## start

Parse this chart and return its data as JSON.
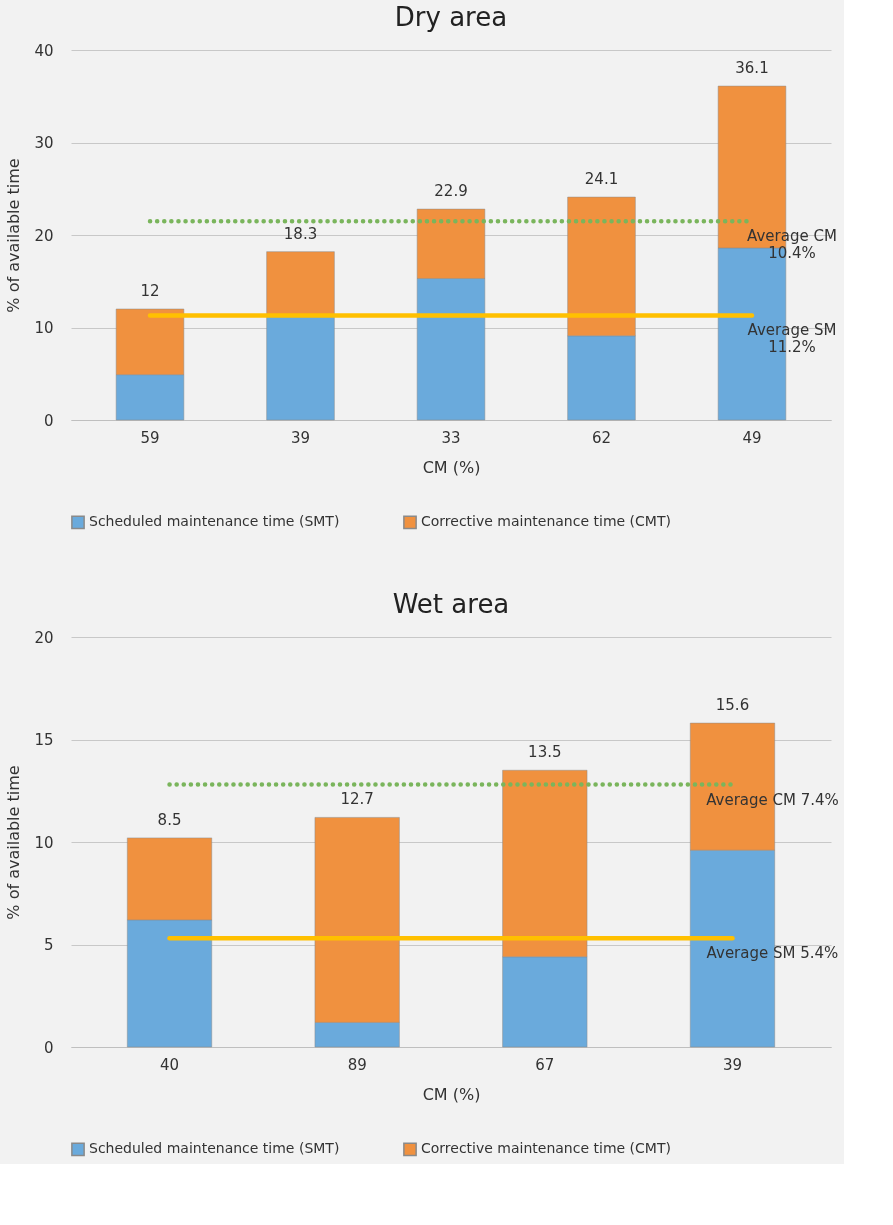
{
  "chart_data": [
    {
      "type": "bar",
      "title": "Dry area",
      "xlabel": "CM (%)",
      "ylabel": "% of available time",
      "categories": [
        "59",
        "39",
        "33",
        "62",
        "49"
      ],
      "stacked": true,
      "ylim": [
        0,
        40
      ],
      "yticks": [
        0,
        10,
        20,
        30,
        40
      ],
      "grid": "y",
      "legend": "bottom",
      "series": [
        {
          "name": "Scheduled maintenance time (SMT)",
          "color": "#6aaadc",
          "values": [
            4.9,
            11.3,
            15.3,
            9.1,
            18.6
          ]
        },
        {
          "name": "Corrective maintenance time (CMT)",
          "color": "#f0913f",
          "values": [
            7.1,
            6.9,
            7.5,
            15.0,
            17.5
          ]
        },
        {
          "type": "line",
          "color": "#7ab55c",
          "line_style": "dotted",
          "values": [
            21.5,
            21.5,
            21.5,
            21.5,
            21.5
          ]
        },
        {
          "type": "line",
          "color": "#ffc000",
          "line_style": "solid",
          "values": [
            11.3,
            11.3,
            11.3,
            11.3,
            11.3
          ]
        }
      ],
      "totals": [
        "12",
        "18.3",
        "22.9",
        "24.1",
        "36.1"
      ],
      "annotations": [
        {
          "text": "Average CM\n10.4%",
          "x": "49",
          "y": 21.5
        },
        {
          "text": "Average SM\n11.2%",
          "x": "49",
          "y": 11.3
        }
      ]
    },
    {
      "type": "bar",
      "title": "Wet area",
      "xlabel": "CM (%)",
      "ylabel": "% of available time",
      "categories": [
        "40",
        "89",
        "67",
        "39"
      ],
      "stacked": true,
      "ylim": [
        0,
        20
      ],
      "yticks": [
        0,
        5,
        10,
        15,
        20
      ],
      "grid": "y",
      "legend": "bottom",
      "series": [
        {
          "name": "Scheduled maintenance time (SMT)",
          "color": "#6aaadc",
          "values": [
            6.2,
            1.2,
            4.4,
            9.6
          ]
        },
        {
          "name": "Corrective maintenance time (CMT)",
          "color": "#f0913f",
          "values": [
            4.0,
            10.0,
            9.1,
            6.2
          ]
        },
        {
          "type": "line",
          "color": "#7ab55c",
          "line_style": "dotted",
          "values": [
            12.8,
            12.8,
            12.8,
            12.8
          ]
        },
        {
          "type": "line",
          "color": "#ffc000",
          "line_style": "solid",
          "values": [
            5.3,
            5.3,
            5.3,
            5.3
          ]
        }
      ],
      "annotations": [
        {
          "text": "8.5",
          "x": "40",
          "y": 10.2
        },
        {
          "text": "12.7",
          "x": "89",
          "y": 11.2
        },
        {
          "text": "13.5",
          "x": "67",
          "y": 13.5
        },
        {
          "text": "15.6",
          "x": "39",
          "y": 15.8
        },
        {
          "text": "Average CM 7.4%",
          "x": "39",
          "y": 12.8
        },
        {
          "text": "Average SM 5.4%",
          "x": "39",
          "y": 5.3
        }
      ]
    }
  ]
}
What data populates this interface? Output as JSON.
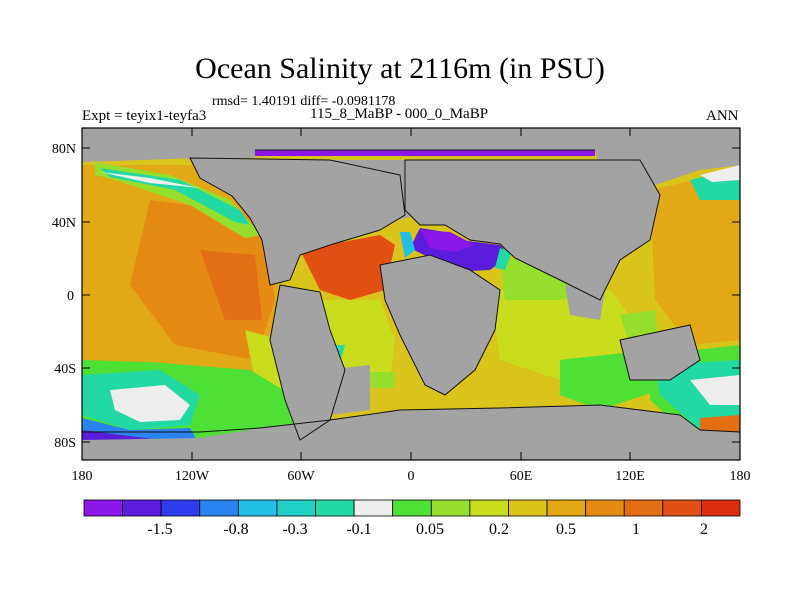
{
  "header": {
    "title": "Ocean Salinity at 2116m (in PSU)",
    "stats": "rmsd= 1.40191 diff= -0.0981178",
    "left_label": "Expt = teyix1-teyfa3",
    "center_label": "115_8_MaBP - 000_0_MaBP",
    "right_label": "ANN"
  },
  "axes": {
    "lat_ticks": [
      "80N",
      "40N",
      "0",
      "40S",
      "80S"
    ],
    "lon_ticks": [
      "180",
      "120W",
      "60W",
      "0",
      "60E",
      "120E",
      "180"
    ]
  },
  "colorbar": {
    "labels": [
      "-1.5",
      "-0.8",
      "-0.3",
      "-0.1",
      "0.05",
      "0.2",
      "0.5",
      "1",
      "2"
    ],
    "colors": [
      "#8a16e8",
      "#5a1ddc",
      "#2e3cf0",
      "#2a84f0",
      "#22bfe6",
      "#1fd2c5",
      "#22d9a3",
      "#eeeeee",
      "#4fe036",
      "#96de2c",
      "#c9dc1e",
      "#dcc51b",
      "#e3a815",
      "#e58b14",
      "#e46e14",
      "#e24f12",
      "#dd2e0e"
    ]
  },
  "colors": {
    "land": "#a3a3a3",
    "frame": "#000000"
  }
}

## end

Write out all the entries again, word for word, and print no images.

- **Exercise solution**
Parse this chart and return its data as JSON.
{
  "chart_data": [
    {
      "type": "bar",
      "title": "Dry area",
      "xlabel": "CM (%)",
      "ylabel": "% of available time",
      "categories": [
        "59",
        "39",
        "33",
        "62",
        "49"
      ],
      "stacked": true,
      "ylim": [
        0,
        40
      ],
      "yticks": [
        0,
        10,
        20,
        30,
        40
      ],
      "grid": "y",
      "legend": "bottom",
      "series": [
        {
          "name": "Scheduled maintenance time (SMT)",
          "color": "#6aaadc",
          "values": [
            4.9,
            11.3,
            15.3,
            9.1,
            18.6
          ]
        },
        {
          "name": "Corrective maintenance time (CMT)",
          "color": "#f0913f",
          "values": [
            7.1,
            6.9,
            7.5,
            15.0,
            17.5
          ]
        },
        {
          "type": "line",
          "color": "#7ab55c",
          "line_style": "dotted",
          "values": [
            21.5,
            21.5,
            21.5,
            21.5,
            21.5
          ]
        },
        {
          "type": "line",
          "color": "#ffc000",
          "line_style": "solid",
          "values": [
            11.3,
            11.3,
            11.3,
            11.3,
            11.3
          ]
        }
      ],
      "totals": [
        "12",
        "18.3",
        "22.9",
        "24.1",
        "36.1"
      ],
      "annotations": [
        {
          "text": "Average CM\n10.4%",
          "x": "49",
          "y": 21.5
        },
        {
          "text": "Average SM\n11.2%",
          "x": "49",
          "y": 11.3
        }
      ]
    },
    {
      "type": "bar",
      "title": "Wet area",
      "xlabel": "CM (%)",
      "ylabel": "% of available time",
      "categories": [
        "40",
        "89",
        "67",
        "39"
      ],
      "stacked": true,
      "ylim": [
        0,
        20
      ],
      "yticks": [
        0,
        5,
        10,
        15,
        20
      ],
      "grid": "y",
      "legend": "bottom",
      "series": [
        {
          "name": "Scheduled maintenance time (SMT)",
          "color": "#6aaadc",
          "values": [
            6.2,
            1.2,
            4.4,
            9.6
          ]
        },
        {
          "name": "Corrective maintenance time (CMT)",
          "color": "#f0913f",
          "values": [
            4.0,
            10.0,
            9.1,
            6.2
          ]
        },
        {
          "type": "line",
          "color": "#7ab55c",
          "line_style": "dotted",
          "values": [
            12.8,
            12.8,
            12.8,
            12.8
          ]
        },
        {
          "type": "line",
          "color": "#ffc000",
          "line_style": "solid",
          "values": [
            5.3,
            5.3,
            5.3,
            5.3
          ]
        }
      ],
      "annotations": [
        {
          "text": "8.5",
          "x": "40",
          "y": 10.2
        },
        {
          "text": "12.7",
          "x": "89",
          "y": 11.2
        },
        {
          "text": "13.5",
          "x": "67",
          "y": 13.5
        },
        {
          "text": "15.6",
          "x": "39",
          "y": 15.8
        },
        {
          "text": "Average CM 7.4%",
          "x": "39",
          "y": 12.8
        },
        {
          "text": "Average SM 5.4%",
          "x": "39",
          "y": 5.3
        }
      ]
    }
  ]
}
What data populates this interface? Output as JSON.
{
  "header": {
    "title": "Ocean Salinity at 2116m (in PSU)",
    "stats": "rmsd= 1.40191 diff= -0.0981178",
    "left_label": "Expt = teyix1-teyfa3",
    "center_label": "115_8_MaBP - 000_0_MaBP",
    "right_label": "ANN"
  },
  "axes": {
    "lat_ticks": [
      "80N",
      "40N",
      "0",
      "40S",
      "80S"
    ],
    "lon_ticks": [
      "180",
      "120W",
      "60W",
      "0",
      "60E",
      "120E",
      "180"
    ]
  },
  "colorbar": {
    "labels": [
      "-1.5",
      "-0.8",
      "-0.3",
      "-0.1",
      "0.05",
      "0.2",
      "0.5",
      "1",
      "2"
    ],
    "colors": [
      "#8a16e8",
      "#5a1ddc",
      "#2e3cf0",
      "#2a84f0",
      "#22bfe6",
      "#1fd2c5",
      "#22d9a3",
      "#eeeeee",
      "#4fe036",
      "#96de2c",
      "#c9dc1e",
      "#dcc51b",
      "#e3a815",
      "#e58b14",
      "#e46e14",
      "#e24f12",
      "#dd2e0e"
    ]
  },
  "colors": {
    "land": "#a3a3a3",
    "frame": "#000000"
  }
}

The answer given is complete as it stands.